Required work — Skip all pictures, then print the remaining material exactly.

--- start Record extracts ---

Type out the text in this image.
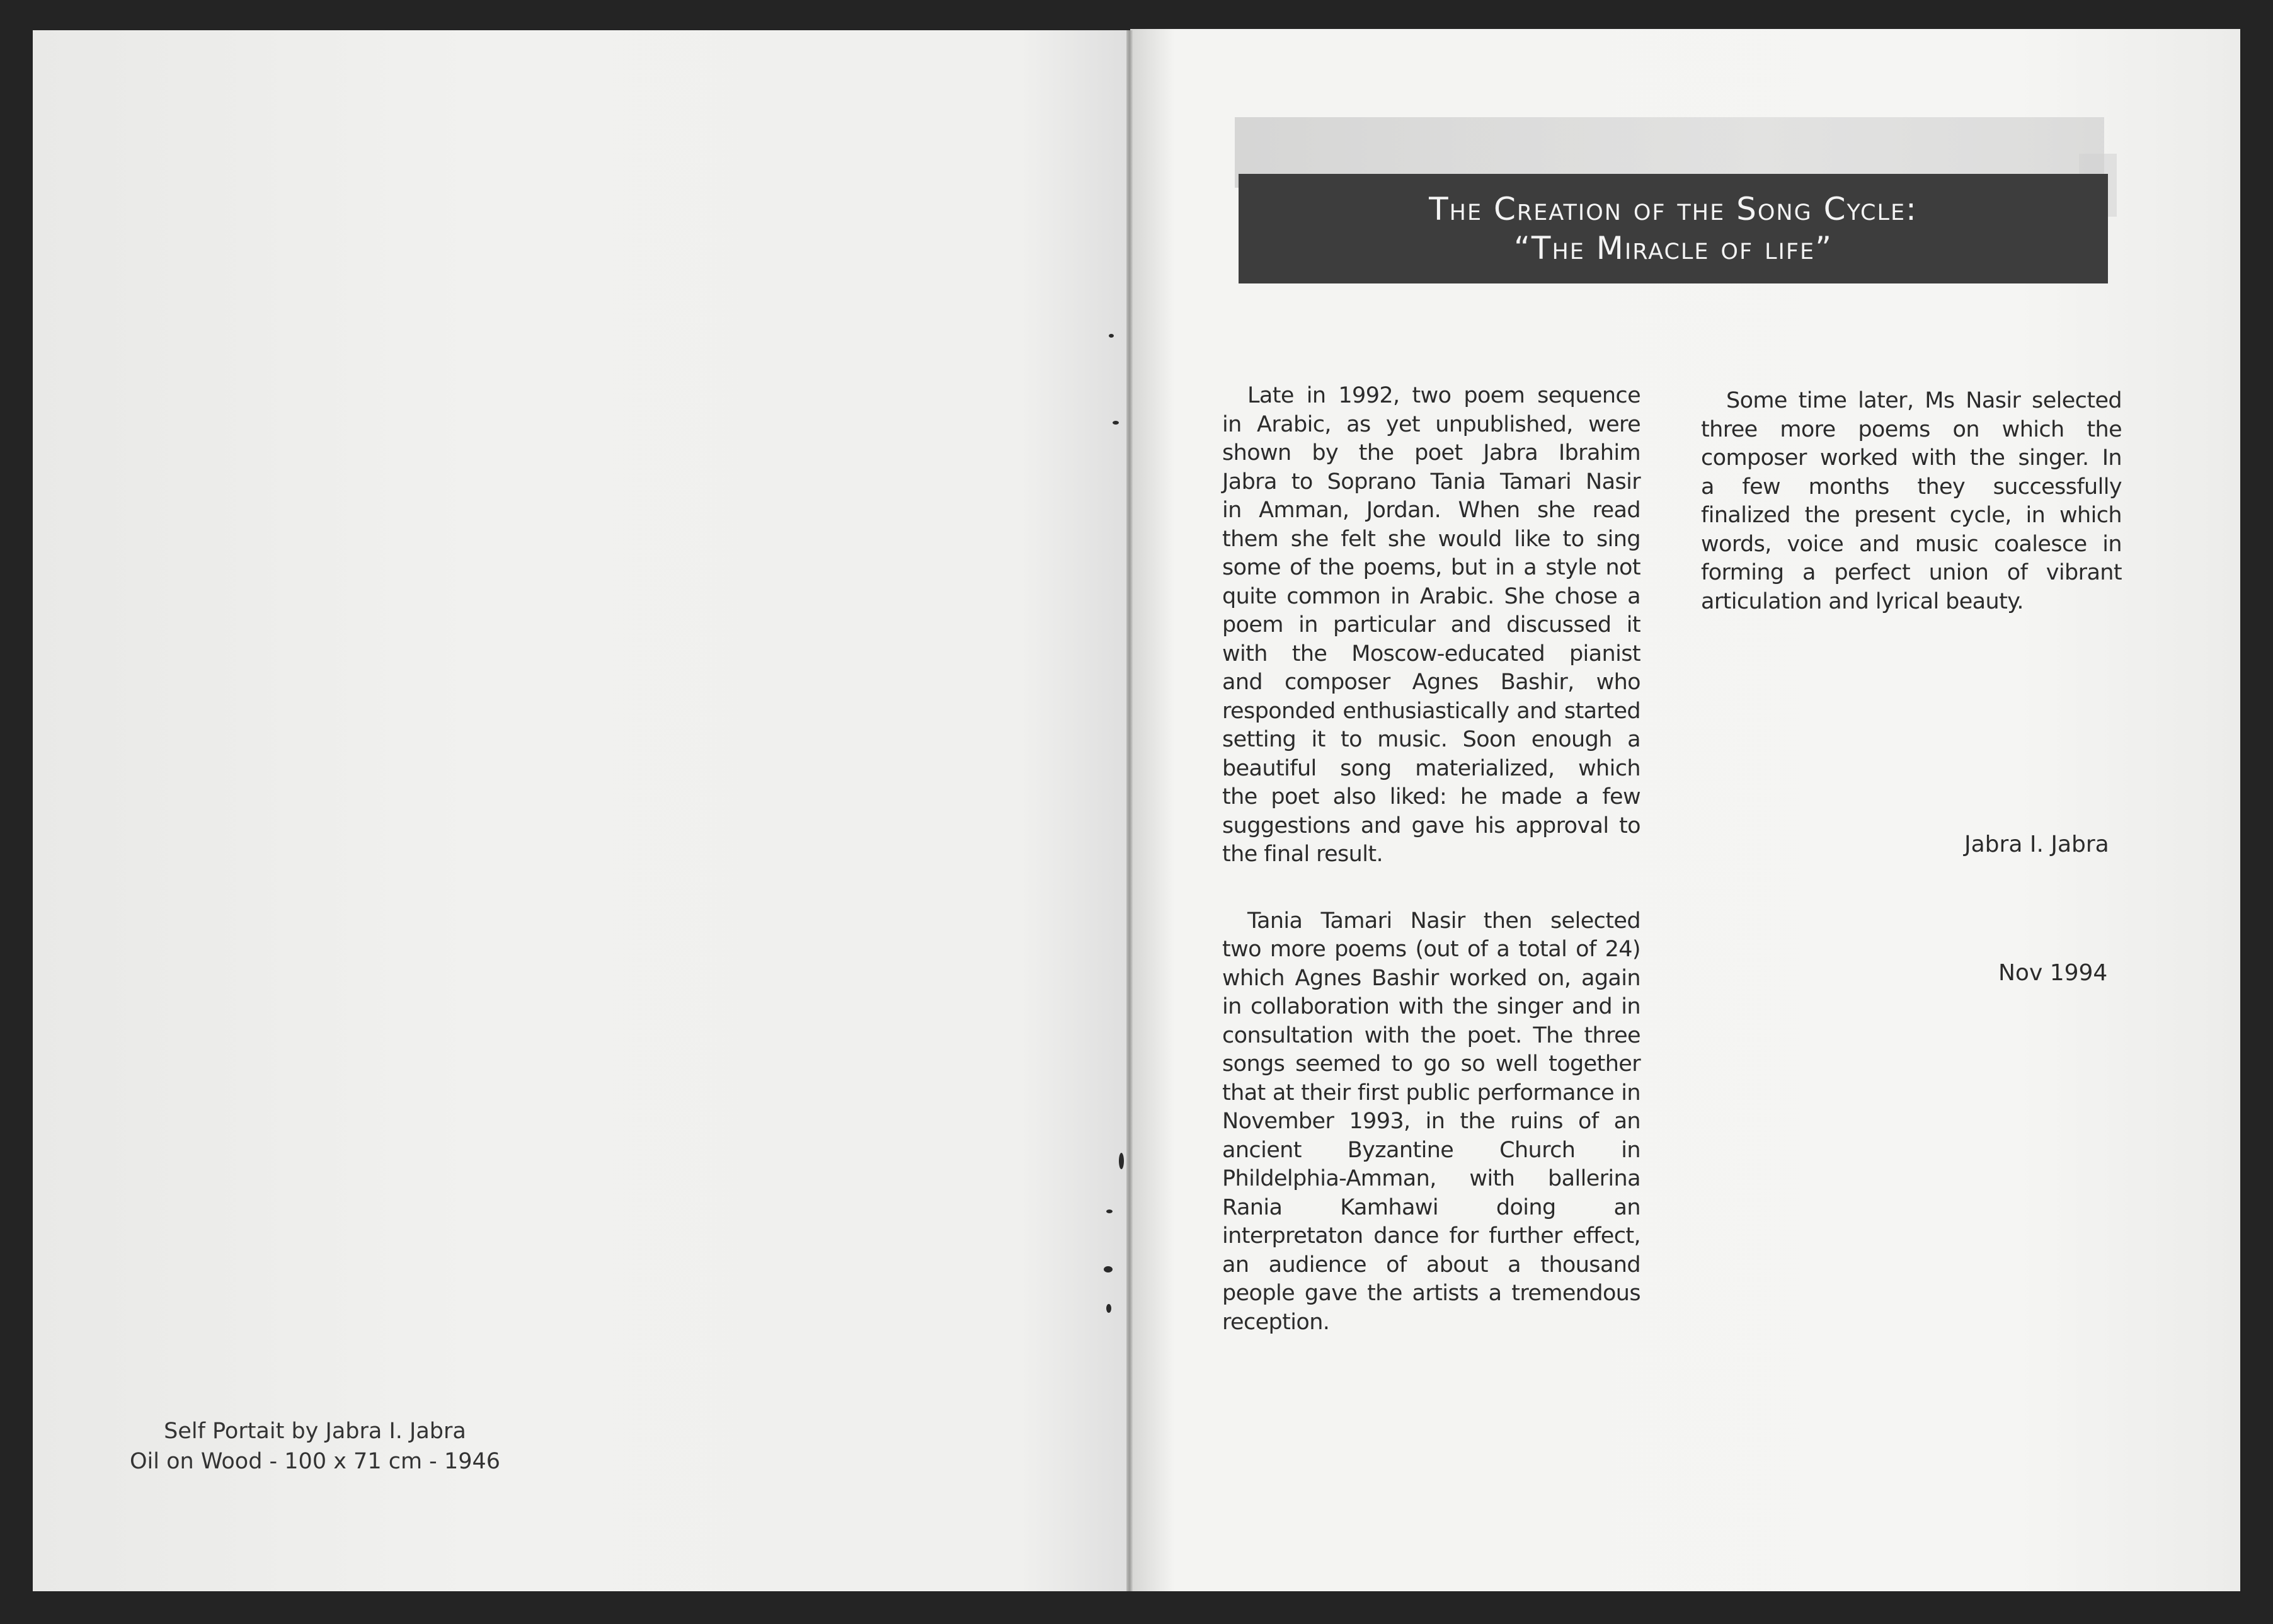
Self Portait by Jabra I. Jabra
Oil on Wood - 100 x 71 cm - 1946
The Creation of the Song Cycle:
“The Miracle of life”

Late in 1992, two poem sequence
in Arabic, as yet unpublished, were
shown by the poet Jabra Ibrahim
Jabra to Soprano Tania Tamari Nasir
in Amman, Jordan. When she read
them she felt she would like to sing
some of the poems, but in a style not
quite common in Arabic. She chose a
poem in particular and discussed it
with the Moscow-educated pianist
and composer Agnes Bashir, who
responded enthusiastically and started
setting it to music. Soon enough a
beautiful song materialized, which
the poet also liked: he made a few
suggestions and gave his approval to
the final result.

Tania Tamari Nasir then selected
two more poems (out of a total of 24)
which Agnes Bashir worked on, again
in collaboration with the singer and in
consultation with the poet. The three
songs seemed to go so well together
that at their first public performance in
November 1993, in the ruins of an
ancient Byzantine Church in
Phildelphia-Amman, with ballerina
Rania Kamhawi doing an
interpretaton dance for further effect,
an audience of about a thousand
people gave the artists a tremendous
reception.

Some time later, Ms Nasir selected
three more poems on which the
composer worked with the singer. In
a few months they successfully
finalized the present cycle, in which
words, voice and music coalesce in
forming a perfect union of vibrant
articulation and lyrical beauty.

Jabra I. Jabra
Nov 1994
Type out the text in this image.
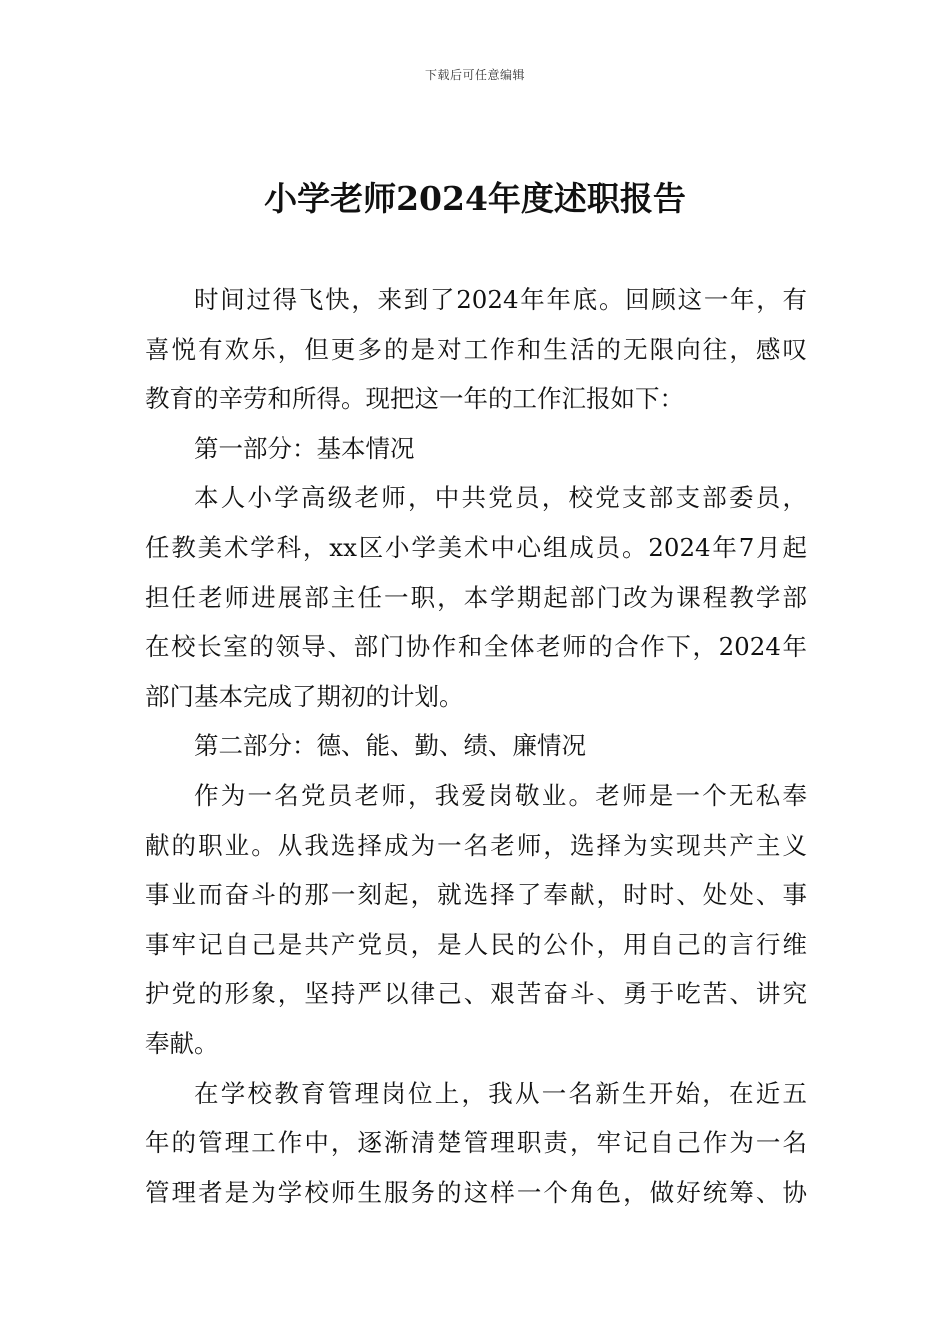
下载后可任意编辑
小学老师2024年度述职报告
时间过得飞快，来到了2024年年底。回顾这一年，有
喜悦有欢乐，但更多的是对工作和生活的无限向往，感叹
教育的辛劳和所得。现把这一年的工作汇报如下：
第一部分：基本情况
本人小学高级老师，中共党员，校党支部支部委员，
任教美术学科，xx区小学美术中心组成员。2024年7月起
担任老师进展部主任一职，本学期起部门改为课程教学部
在校长室的领导、部门协作和全体老师的合作下，2024年
部门基本完成了期初的计划。
第二部分：德、能、勤、绩、廉情况
作为一名党员老师，我爱岗敬业。老师是一个无私奉
献的职业。从我选择成为一名老师，选择为实现共产主义
事业而奋斗的那一刻起，就选择了奉献，时时、处处、事
事牢记自己是共产党员，是人民的公仆，用自己的言行维
护党的形象，坚持严以律己、艰苦奋斗、勇于吃苦、讲究
奉献。
在学校教育管理岗位上，我从一名新生开始，在近五
年的管理工作中，逐渐清楚管理职责，牢记自己作为一名
管理者是为学校师生服务的这样一个角色，做好统筹、协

--- end Record extracts ---

Output for this exercise —
Type out the text in this image.
Self Portait by Jabra I. Jabra
Oil on Wood - 100 x 71 cm - 1946
The Creation of the Song Cycle:
“The Miracle of life”

Late in 1992, two poem sequence
in Arabic, as yet unpublished, were
shown by the poet Jabra Ibrahim
Jabra to Soprano Tania Tamari Nasir
in Amman, Jordan. When she read
them she felt she would like to sing
some of the poems, but in a style not
quite common in Arabic. She chose a
poem in particular and discussed it
with the Moscow-educated pianist
and composer Agnes Bashir, who
responded enthusiastically and started
setting it to music. Soon enough a
beautiful song materialized, which
the poet also liked: he made a few
suggestions and gave his approval to
the final result.

Tania Tamari Nasir then selected
two more poems (out of a total of 24)
which Agnes Bashir worked on, again
in collaboration with the singer and in
consultation with the poet. The three
songs seemed to go so well together
that at their first public performance in
November 1993, in the ruins of an
ancient Byzantine Church in
Phildelphia-Amman, with ballerina
Rania Kamhawi doing an
interpretaton dance for further effect,
an audience of about a thousand
people gave the artists a tremendous
reception.

Some time later, Ms Nasir selected
three more poems on which the
composer worked with the singer. In
a few months they successfully
finalized the present cycle, in which
words, voice and music coalesce in
forming a perfect union of vibrant
articulation and lyrical beauty.

Jabra I. Jabra
Nov 1994
Type out the text in this image.
下载后可任意编辑
小学老师2024年度述职报告
时间过得飞快，来到了2024年年底。回顾这一年，有
喜悦有欢乐，但更多的是对工作和生活的无限向往，感叹
教育的辛劳和所得。现把这一年的工作汇报如下：
第一部分：基本情况
本人小学高级老师，中共党员，校党支部支部委员，
任教美术学科，xx区小学美术中心组成员。2024年7月起
担任老师进展部主任一职，本学期起部门改为课程教学部
在校长室的领导、部门协作和全体老师的合作下，2024年
部门基本完成了期初的计划。
第二部分：德、能、勤、绩、廉情况
作为一名党员老师，我爱岗敬业。老师是一个无私奉
献的职业。从我选择成为一名老师，选择为实现共产主义
事业而奋斗的那一刻起，就选择了奉献，时时、处处、事
事牢记自己是共产党员，是人民的公仆，用自己的言行维
护党的形象，坚持严以律己、艰苦奋斗、勇于吃苦、讲究
奉献。
在学校教育管理岗位上，我从一名新生开始，在近五
年的管理工作中，逐渐清楚管理职责，牢记自己作为一名
管理者是为学校师生服务的这样一个角色，做好统筹、协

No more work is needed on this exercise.